Search the listing below for the string "left" and copy every line where it occurs.

________

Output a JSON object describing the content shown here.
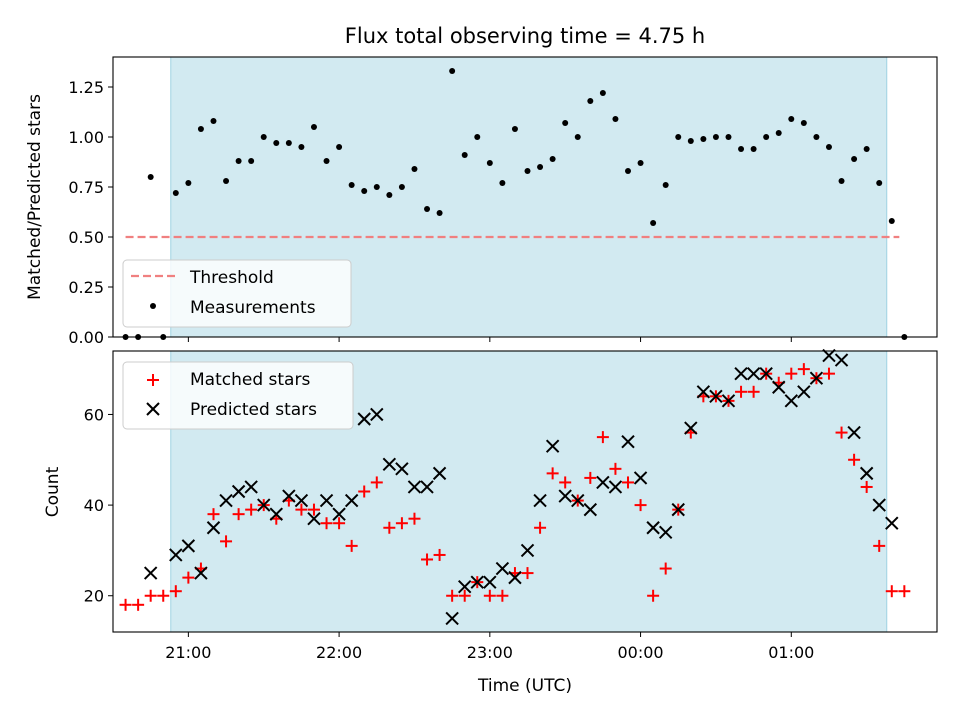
{
  "chart_data": [
    {
      "type": "scatter",
      "title": "Flux total observing time = 4.75 h",
      "ylabel": "Matched/Predicted stars",
      "xlabel": "",
      "ylim": [
        0,
        1.4
      ],
      "yticks": [
        "0.00",
        "0.25",
        "0.50",
        "0.75",
        "1.00",
        "1.25"
      ],
      "xlim": [
        "20:30",
        "01:58"
      ],
      "shaded_span": [
        "20:53",
        "01:38"
      ],
      "shade_color": "#add8e6",
      "legend_position": "lower-left",
      "threshold": {
        "name": "Threshold",
        "value": 0.5,
        "color": "#f08080",
        "x_start": "20:35",
        "x_end": "01:43"
      },
      "series": [
        {
          "name": "Measurements",
          "color": "#000000",
          "points": [
            [
              "20:35",
              0
            ],
            [
              "20:40",
              0
            ],
            [
              "20:45",
              0.8
            ],
            [
              "20:50",
              0
            ],
            [
              "20:55",
              0.72
            ],
            [
              "21:00",
              0.77
            ],
            [
              "21:05",
              1.04
            ],
            [
              "21:10",
              1.08
            ],
            [
              "21:15",
              0.78
            ],
            [
              "21:20",
              0.88
            ],
            [
              "21:25",
              0.88
            ],
            [
              "21:30",
              1.0
            ],
            [
              "21:35",
              0.97
            ],
            [
              "21:40",
              0.97
            ],
            [
              "21:45",
              0.95
            ],
            [
              "21:50",
              1.05
            ],
            [
              "21:55",
              0.88
            ],
            [
              "22:00",
              0.95
            ],
            [
              "22:05",
              0.76
            ],
            [
              "22:10",
              0.73
            ],
            [
              "22:15",
              0.75
            ],
            [
              "22:20",
              0.71
            ],
            [
              "22:25",
              0.75
            ],
            [
              "22:30",
              0.84
            ],
            [
              "22:35",
              0.64
            ],
            [
              "22:40",
              0.62
            ],
            [
              "22:45",
              1.33
            ],
            [
              "22:50",
              0.91
            ],
            [
              "22:55",
              1.0
            ],
            [
              "23:00",
              0.87
            ],
            [
              "23:05",
              0.77
            ],
            [
              "23:10",
              1.04
            ],
            [
              "23:15",
              0.83
            ],
            [
              "23:20",
              0.85
            ],
            [
              "23:25",
              0.89
            ],
            [
              "23:30",
              1.07
            ],
            [
              "23:35",
              1.0
            ],
            [
              "23:40",
              1.18
            ],
            [
              "23:45",
              1.22
            ],
            [
              "23:50",
              1.09
            ],
            [
              "23:55",
              0.83
            ],
            [
              "00:00",
              0.87
            ],
            [
              "00:05",
              0.57
            ],
            [
              "00:10",
              0.76
            ],
            [
              "00:15",
              1.0
            ],
            [
              "00:20",
              0.98
            ],
            [
              "00:25",
              0.99
            ],
            [
              "00:30",
              1.0
            ],
            [
              "00:35",
              1.0
            ],
            [
              "00:40",
              0.94
            ],
            [
              "00:45",
              0.94
            ],
            [
              "00:50",
              1.0
            ],
            [
              "00:55",
              1.02
            ],
            [
              "01:00",
              1.09
            ],
            [
              "01:05",
              1.07
            ],
            [
              "01:10",
              1.0
            ],
            [
              "01:15",
              0.95
            ],
            [
              "01:20",
              0.78
            ],
            [
              "01:25",
              0.89
            ],
            [
              "01:30",
              0.94
            ],
            [
              "01:35",
              0.77
            ],
            [
              "01:40",
              0.58
            ],
            [
              "01:45",
              0
            ]
          ]
        }
      ]
    },
    {
      "type": "scatter",
      "title": "",
      "ylabel": "Count",
      "xlabel": "Time (UTC)",
      "ylim": [
        12,
        74
      ],
      "yticks": [
        "20",
        "40",
        "60"
      ],
      "xticks": [
        "21:00",
        "22:00",
        "23:00",
        "00:00",
        "01:00"
      ],
      "xlim": [
        "20:30",
        "01:58"
      ],
      "shaded_span": [
        "20:53",
        "01:38"
      ],
      "shade_color": "#add8e6",
      "legend_position": "upper-left",
      "series": [
        {
          "name": "Matched stars",
          "marker": "plus",
          "color": "#ff0000",
          "points": [
            [
              "20:35",
              18
            ],
            [
              "20:40",
              18
            ],
            [
              "20:45",
              20
            ],
            [
              "20:50",
              20
            ],
            [
              "20:55",
              21
            ],
            [
              "21:00",
              24
            ],
            [
              "21:05",
              26
            ],
            [
              "21:10",
              38
            ],
            [
              "21:15",
              32
            ],
            [
              "21:20",
              38
            ],
            [
              "21:25",
              39
            ],
            [
              "21:30",
              40
            ],
            [
              "21:35",
              37
            ],
            [
              "21:40",
              41
            ],
            [
              "21:45",
              39
            ],
            [
              "21:50",
              39
            ],
            [
              "21:55",
              36
            ],
            [
              "22:00",
              36
            ],
            [
              "22:05",
              31
            ],
            [
              "22:10",
              43
            ],
            [
              "22:15",
              45
            ],
            [
              "22:20",
              35
            ],
            [
              "22:25",
              36
            ],
            [
              "22:30",
              37
            ],
            [
              "22:35",
              28
            ],
            [
              "22:40",
              29
            ],
            [
              "22:45",
              20
            ],
            [
              "22:50",
              20
            ],
            [
              "22:55",
              23
            ],
            [
              "23:00",
              20
            ],
            [
              "23:05",
              20
            ],
            [
              "23:10",
              25
            ],
            [
              "23:15",
              25
            ],
            [
              "23:20",
              35
            ],
            [
              "23:25",
              47
            ],
            [
              "23:30",
              45
            ],
            [
              "23:35",
              41
            ],
            [
              "23:40",
              46
            ],
            [
              "23:45",
              55
            ],
            [
              "23:50",
              48
            ],
            [
              "23:55",
              45
            ],
            [
              "00:00",
              40
            ],
            [
              "00:05",
              20
            ],
            [
              "00:10",
              26
            ],
            [
              "00:15",
              39
            ],
            [
              "00:20",
              56
            ],
            [
              "00:25",
              64
            ],
            [
              "00:30",
              64
            ],
            [
              "00:35",
              63
            ],
            [
              "00:40",
              65
            ],
            [
              "00:45",
              65
            ],
            [
              "00:50",
              69
            ],
            [
              "00:55",
              67
            ],
            [
              "01:00",
              69
            ],
            [
              "01:05",
              70
            ],
            [
              "01:10",
              68
            ],
            [
              "01:15",
              69
            ],
            [
              "01:20",
              56
            ],
            [
              "01:25",
              50
            ],
            [
              "01:30",
              44
            ],
            [
              "01:35",
              31
            ],
            [
              "01:40",
              21
            ],
            [
              "01:45",
              21
            ]
          ]
        },
        {
          "name": "Predicted stars",
          "marker": "x",
          "color": "#000000",
          "points": [
            [
              "20:45",
              25
            ],
            [
              "20:55",
              29
            ],
            [
              "21:00",
              31
            ],
            [
              "21:05",
              25
            ],
            [
              "21:10",
              35
            ],
            [
              "21:15",
              41
            ],
            [
              "21:20",
              43
            ],
            [
              "21:25",
              44
            ],
            [
              "21:30",
              40
            ],
            [
              "21:35",
              38
            ],
            [
              "21:40",
              42
            ],
            [
              "21:45",
              41
            ],
            [
              "21:50",
              37
            ],
            [
              "21:55",
              41
            ],
            [
              "22:00",
              38
            ],
            [
              "22:05",
              41
            ],
            [
              "22:10",
              59
            ],
            [
              "22:15",
              60
            ],
            [
              "22:20",
              49
            ],
            [
              "22:25",
              48
            ],
            [
              "22:30",
              44
            ],
            [
              "22:35",
              44
            ],
            [
              "22:40",
              47
            ],
            [
              "22:45",
              15
            ],
            [
              "22:50",
              22
            ],
            [
              "22:55",
              23
            ],
            [
              "23:00",
              23
            ],
            [
              "23:05",
              26
            ],
            [
              "23:10",
              24
            ],
            [
              "23:15",
              30
            ],
            [
              "23:20",
              41
            ],
            [
              "23:25",
              53
            ],
            [
              "23:30",
              42
            ],
            [
              "23:35",
              41
            ],
            [
              "23:40",
              39
            ],
            [
              "23:45",
              45
            ],
            [
              "23:50",
              44
            ],
            [
              "23:55",
              54
            ],
            [
              "00:00",
              46
            ],
            [
              "00:05",
              35
            ],
            [
              "00:10",
              34
            ],
            [
              "00:15",
              39
            ],
            [
              "00:20",
              57
            ],
            [
              "00:25",
              65
            ],
            [
              "00:30",
              64
            ],
            [
              "00:35",
              63
            ],
            [
              "00:40",
              69
            ],
            [
              "00:45",
              69
            ],
            [
              "00:50",
              69
            ],
            [
              "00:55",
              66
            ],
            [
              "01:00",
              63
            ],
            [
              "01:05",
              65
            ],
            [
              "01:10",
              68
            ],
            [
              "01:15",
              73
            ],
            [
              "01:20",
              72
            ],
            [
              "01:25",
              56
            ],
            [
              "01:30",
              47
            ],
            [
              "01:35",
              40
            ],
            [
              "01:40",
              36
            ]
          ]
        }
      ]
    }
  ]
}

________

Full output |
      "legend_position": "lower-left",
      "legend_position": "upper-left",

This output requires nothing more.